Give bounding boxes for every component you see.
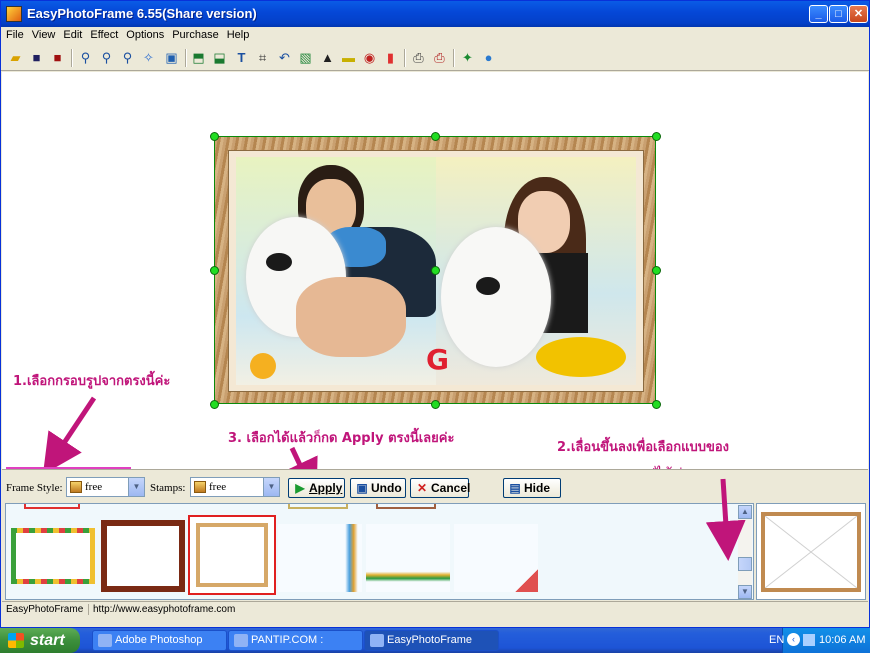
task-easyphotoframe[interactable]: EasyPhotoFrame xyxy=(364,630,499,651)
text-icon[interactable]: T xyxy=(233,49,250,66)
status-url: http://www.easyphotoframe.com xyxy=(88,604,235,615)
menu-options[interactable]: Options xyxy=(121,27,167,41)
frame-preview xyxy=(756,503,866,600)
menu-effect[interactable]: Effect xyxy=(85,27,121,41)
zoom-fit-icon[interactable]: ⚲ xyxy=(119,49,136,66)
language-indicator[interactable]: EN xyxy=(769,634,784,646)
highlight-icon[interactable]: ▬ xyxy=(340,49,357,66)
zoom-out-icon[interactable]: ⚲ xyxy=(98,49,115,66)
arrow-step2 xyxy=(705,478,746,561)
toolbar: ▰ ■ ■ ⚲ ⚲ ⚲ ✧ ▣ ⬒ ⬓ T ⌗ ↶ ▧ ▲ ▬ ◉ ▮ ⎙ ⎙ … xyxy=(1,45,869,71)
preview-placeholder xyxy=(765,516,857,588)
portrait-icon[interactable]: ▲ xyxy=(319,49,336,66)
thumb-partial xyxy=(376,504,436,509)
task-pantip[interactable]: PANTIP.COM : A8042... xyxy=(228,630,363,651)
frame-thumb-4[interactable] xyxy=(278,524,362,592)
maximize-button[interactable]: □ xyxy=(829,5,848,23)
minimize-button[interactable]: _ xyxy=(809,5,828,23)
frame-thumb-6[interactable] xyxy=(454,524,538,592)
frame-style-select[interactable]: free ▼ xyxy=(66,477,145,497)
thumb-partial xyxy=(24,504,80,509)
cancel-button[interactable]: ✕ Cancel xyxy=(410,478,470,498)
crop-icon[interactable]: ⌗ xyxy=(254,49,271,66)
print-icon[interactable]: ⎙ xyxy=(410,49,427,66)
menu-edit[interactable]: Edit xyxy=(58,27,85,41)
photo-canvas[interactable]: G 1.เลือกกรอบรูปจากตรงนี้ค่ะ 3. เลือกได้… xyxy=(2,72,868,483)
menu-help[interactable]: Help xyxy=(222,27,253,41)
arrow-step3 xyxy=(281,446,318,469)
hide-button[interactable]: ▤ Hide xyxy=(503,478,561,498)
zoom-in-icon[interactable]: ⚲ xyxy=(77,49,94,66)
rotate-right-icon[interactable]: ⬓ xyxy=(211,49,228,66)
chevron-left-icon[interactable]: ‹ xyxy=(787,633,800,646)
add-image-icon[interactable]: ▣ xyxy=(163,49,180,66)
status-bar: EasyPhotoFrame http://www.easyphotoframe… xyxy=(2,601,868,617)
browser-icon xyxy=(234,634,248,647)
arrow-step1 xyxy=(42,396,97,469)
apply-button[interactable]: ▶ Apply xyxy=(288,478,345,498)
save-as-icon[interactable]: ■ xyxy=(49,49,66,66)
frame-thumb-3-inner xyxy=(196,523,268,587)
save-icon[interactable]: ■ xyxy=(28,49,45,66)
play-icon: ▶ xyxy=(295,481,305,495)
menu-file[interactable]: File xyxy=(1,27,27,41)
print-preview-icon[interactable]: ⎙ xyxy=(431,49,448,66)
status-app: EasyPhotoFrame xyxy=(6,604,84,615)
purchase-icon[interactable]: ✦ xyxy=(459,49,476,66)
task-photoshop[interactable]: Adobe Photoshop xyxy=(92,630,227,651)
frame-thumb-5[interactable] xyxy=(366,524,450,592)
window-title: EasyPhotoFrame 6.55(Share version) xyxy=(27,6,257,21)
undo-icon: ▣ xyxy=(356,481,368,495)
undo-button[interactable]: ▣ Undo xyxy=(350,478,406,498)
rotate-left-icon[interactable]: ⬒ xyxy=(190,49,207,66)
stamps-select[interactable]: free ▼ xyxy=(190,477,280,497)
undo-icon[interactable]: ↶ xyxy=(276,49,293,66)
taskbar: start Adobe Photoshop PANTIP.COM : A8042… xyxy=(0,628,870,653)
frame-thumb-2[interactable] xyxy=(101,520,185,592)
scroll-down-button[interactable]: ▼ xyxy=(738,585,752,599)
menu-view[interactable]: View xyxy=(27,27,59,41)
system-tray: EN ‹ 10:06 AM xyxy=(769,628,870,653)
thumb-partial xyxy=(288,504,348,509)
frame-style-icon xyxy=(70,481,82,493)
frame-thumb-3-selected[interactable] xyxy=(188,515,276,595)
close-button[interactable]: ✕ xyxy=(849,5,868,23)
chevron-down-icon[interactable]: ▼ xyxy=(128,478,144,496)
windows-logo-icon xyxy=(8,633,24,648)
frame-style-label: Frame Style: xyxy=(6,482,63,494)
globe-icon[interactable]: ● xyxy=(480,49,497,66)
start-button[interactable]: start xyxy=(0,628,80,653)
menu-bar: File View Edit Effect Options Purchase Help xyxy=(1,27,869,45)
chevron-down-icon[interactable]: ▼ xyxy=(263,478,279,496)
magic-wand-icon[interactable]: ✧ xyxy=(140,49,157,66)
easyphotoframe-icon xyxy=(370,634,384,647)
stamps-label: Stamps: xyxy=(150,482,186,494)
picture-icon[interactable]: ▧ xyxy=(297,49,314,66)
chart-icon[interactable]: ▮ xyxy=(382,49,399,66)
open-icon[interactable]: ▰ xyxy=(7,49,24,66)
annotation-arrows xyxy=(42,396,318,469)
panel-icon: ▤ xyxy=(509,481,521,495)
photoshop-icon xyxy=(98,634,112,647)
clock[interactable]: 10:06 AM xyxy=(819,634,865,646)
red-eye-icon[interactable]: ◉ xyxy=(361,49,378,66)
frame-thumbnails[interactable]: ▲ ▼ xyxy=(5,503,754,600)
title-bar[interactable]: EasyPhotoFrame 6.55(Share version) _ □ ✕ xyxy=(1,1,869,27)
stamps-value: free xyxy=(209,481,227,493)
stamps-icon xyxy=(194,481,206,493)
network-icon[interactable] xyxy=(803,634,815,646)
app-icon xyxy=(6,6,22,22)
frame-style-value: free xyxy=(85,481,103,493)
frame-thumb-1[interactable] xyxy=(11,528,95,584)
app-window: EasyPhotoFrame 6.55(Share version) _ □ ✕… xyxy=(0,0,870,628)
menu-purchase[interactable]: Purchase xyxy=(167,27,221,41)
preview-frame xyxy=(761,512,861,592)
close-icon: ✕ xyxy=(416,481,428,495)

******************************

=== Prompt ===
Pull out each line of the items above that contains the word "Effect".

=== Answer to the task ===
menu-effect[interactable]: Effect xyxy=(85,27,121,41)
menu-bar: File View Edit Effect Options Purchase Help xyxy=(1,27,869,45)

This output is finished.